YOUR GOAL
Print the data that follows exactly.

· · ·

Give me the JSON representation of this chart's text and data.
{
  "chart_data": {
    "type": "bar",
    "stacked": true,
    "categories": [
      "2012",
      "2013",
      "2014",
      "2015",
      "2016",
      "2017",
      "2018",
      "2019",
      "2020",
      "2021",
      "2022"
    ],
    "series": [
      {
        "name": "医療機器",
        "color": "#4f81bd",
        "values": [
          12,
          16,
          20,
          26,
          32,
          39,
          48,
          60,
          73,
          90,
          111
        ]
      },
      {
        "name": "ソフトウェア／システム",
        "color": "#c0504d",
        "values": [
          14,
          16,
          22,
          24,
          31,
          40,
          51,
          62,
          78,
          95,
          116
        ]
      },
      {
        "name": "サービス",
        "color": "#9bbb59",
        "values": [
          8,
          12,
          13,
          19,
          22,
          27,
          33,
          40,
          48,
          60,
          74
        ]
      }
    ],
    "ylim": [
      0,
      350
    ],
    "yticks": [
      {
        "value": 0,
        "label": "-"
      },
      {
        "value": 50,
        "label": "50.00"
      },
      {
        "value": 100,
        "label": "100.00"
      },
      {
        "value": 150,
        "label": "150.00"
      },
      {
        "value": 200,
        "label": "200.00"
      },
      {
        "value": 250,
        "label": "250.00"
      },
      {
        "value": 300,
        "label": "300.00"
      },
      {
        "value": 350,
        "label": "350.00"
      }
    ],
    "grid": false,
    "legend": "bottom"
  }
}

· · ·

ANSWER
Give me the JSON representation of this chart's text and data.
{
  "chart_data": {
    "type": "bar",
    "stacked": true,
    "categories": [
      "2012",
      "2013",
      "2014",
      "2015",
      "2016",
      "2017",
      "2018",
      "2019",
      "2020",
      "2021",
      "2022"
    ],
    "series": [
      {
        "name": "医療機器",
        "color": "#4f81bd",
        "values": [
          12,
          16,
          20,
          26,
          32,
          39,
          48,
          60,
          73,
          90,
          111
        ]
      },
      {
        "name": "ソフトウェア／システム",
        "color": "#c0504d",
        "values": [
          14,
          16,
          22,
          24,
          31,
          40,
          51,
          62,
          78,
          95,
          116
        ]
      },
      {
        "name": "サービス",
        "color": "#9bbb59",
        "values": [
          8,
          12,
          13,
          19,
          22,
          27,
          33,
          40,
          48,
          60,
          74
        ]
      }
    ],
    "ylim": [
      0,
      350
    ],
    "yticks": [
      {
        "value": 0,
        "label": "-"
      },
      {
        "value": 50,
        "label": "50.00"
      },
      {
        "value": 100,
        "label": "100.00"
      },
      {
        "value": 150,
        "label": "150.00"
      },
      {
        "value": 200,
        "label": "200.00"
      },
      {
        "value": 250,
        "label": "250.00"
      },
      {
        "value": 300,
        "label": "300.00"
      },
      {
        "value": 350,
        "label": "350.00"
      }
    ],
    "grid": false,
    "legend": "bottom"
  }
}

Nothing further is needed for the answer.